§ **Textauszug**
%%

Introduction
Introduction Statistics Contact Development Disclaimer Help
# taz.de -- Die Wahrheit: Hasenfüße und andere Helden
> Egal ob Kriegsveteran oder Latrinenveteran – künftig sind nach einem
> neuen Beschluss alle Soldaten in Deutschland Veteranen.
Bild: Endlagerstätte für Veteranen: gepflegter Soldatenfriedhof
Wer nichts wird, wird Wirt – und wer nichts war, Veteran: Nach jahrelanger
Diskussion sind das Bundesverteidigungsministerium, der Bundeswehrverband
und der Reservistenverband in der Frage, wer eigentlich in Deutschland als
Veteran gilt, zu einer Einigung gekommen: fast alle! Nach der neuen
Regelung gibt es nun rund zehn Millionen Veteranen.

%%

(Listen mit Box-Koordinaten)
%%

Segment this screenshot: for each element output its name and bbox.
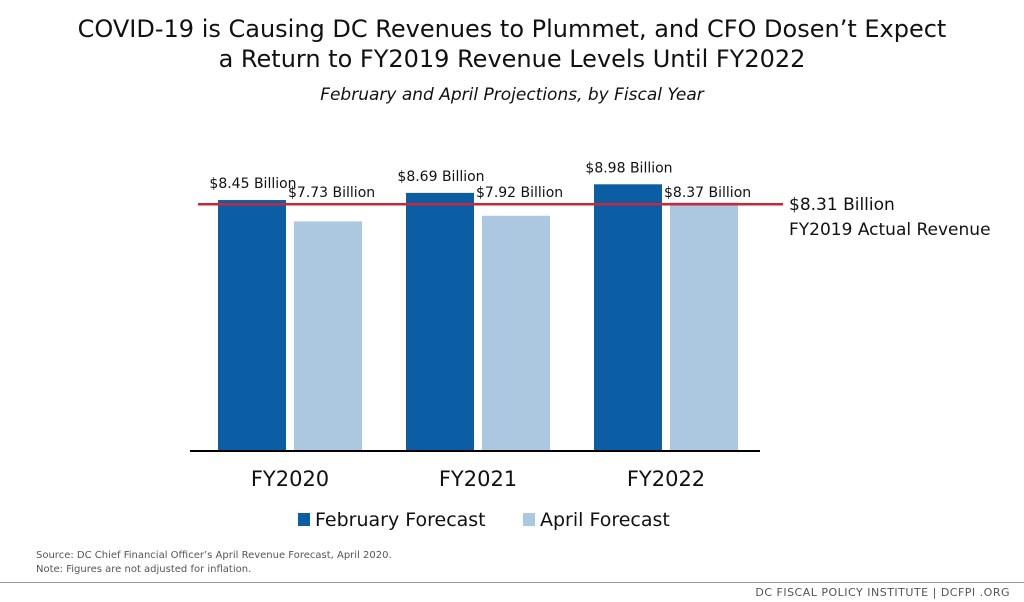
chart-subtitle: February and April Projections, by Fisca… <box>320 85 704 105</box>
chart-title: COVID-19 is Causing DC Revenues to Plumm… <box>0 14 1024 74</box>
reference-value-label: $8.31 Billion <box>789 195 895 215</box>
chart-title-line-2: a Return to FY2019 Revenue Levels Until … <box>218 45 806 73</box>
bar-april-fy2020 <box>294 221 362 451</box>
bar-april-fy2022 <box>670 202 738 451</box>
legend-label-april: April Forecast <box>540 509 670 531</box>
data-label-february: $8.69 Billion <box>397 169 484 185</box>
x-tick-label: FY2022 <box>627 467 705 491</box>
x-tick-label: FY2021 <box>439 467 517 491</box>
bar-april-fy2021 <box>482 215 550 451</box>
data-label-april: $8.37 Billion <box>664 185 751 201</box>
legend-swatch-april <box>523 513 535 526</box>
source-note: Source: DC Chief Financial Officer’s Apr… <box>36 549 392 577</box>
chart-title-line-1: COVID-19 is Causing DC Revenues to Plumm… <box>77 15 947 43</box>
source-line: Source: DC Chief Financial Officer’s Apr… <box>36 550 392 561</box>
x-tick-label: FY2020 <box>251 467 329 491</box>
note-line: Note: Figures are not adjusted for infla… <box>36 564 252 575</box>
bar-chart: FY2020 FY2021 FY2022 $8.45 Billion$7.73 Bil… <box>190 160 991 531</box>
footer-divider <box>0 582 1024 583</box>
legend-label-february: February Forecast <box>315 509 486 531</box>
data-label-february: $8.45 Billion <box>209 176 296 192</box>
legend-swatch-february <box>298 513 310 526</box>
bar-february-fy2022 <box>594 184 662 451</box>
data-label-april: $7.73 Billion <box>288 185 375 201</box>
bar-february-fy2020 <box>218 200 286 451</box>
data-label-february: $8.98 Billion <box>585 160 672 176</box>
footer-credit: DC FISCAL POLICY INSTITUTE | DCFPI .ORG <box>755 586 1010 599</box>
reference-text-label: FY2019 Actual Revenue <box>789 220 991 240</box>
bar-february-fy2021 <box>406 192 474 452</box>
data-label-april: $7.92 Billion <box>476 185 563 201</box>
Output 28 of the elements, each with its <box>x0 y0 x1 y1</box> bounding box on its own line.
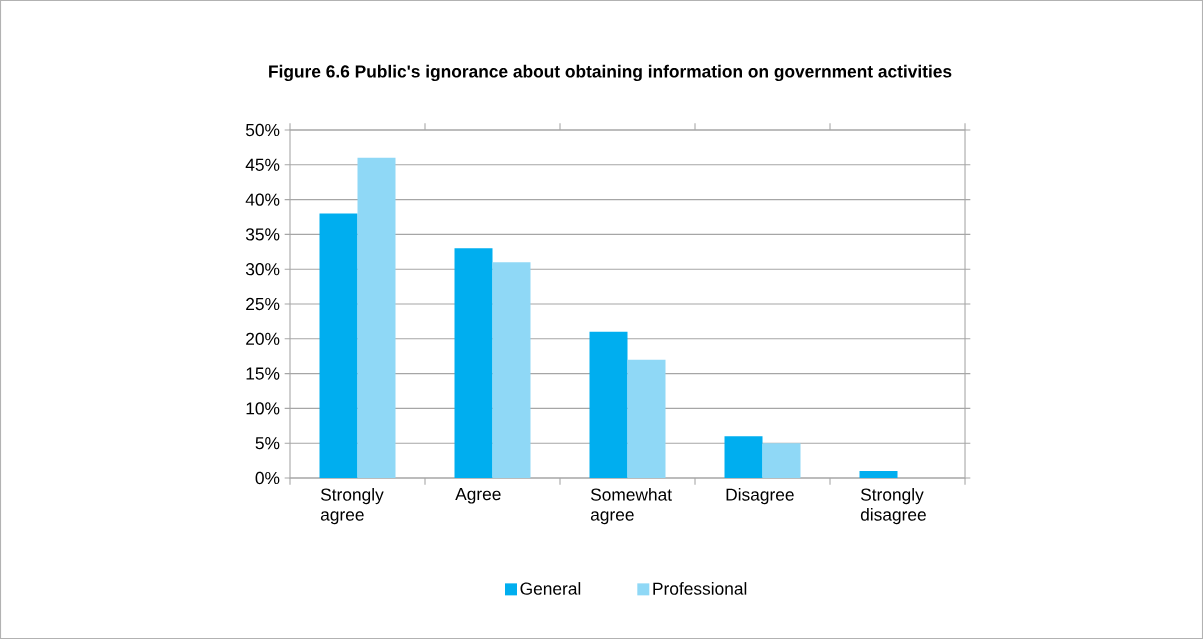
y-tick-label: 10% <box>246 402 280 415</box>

%%

§ **Aufgabenstellung**
Wie viele Veteranen gibt es laut dem Textauszug nach der neuen Regelung?

§ **Gelöste Aufgabe**
Rund zehn Millionen.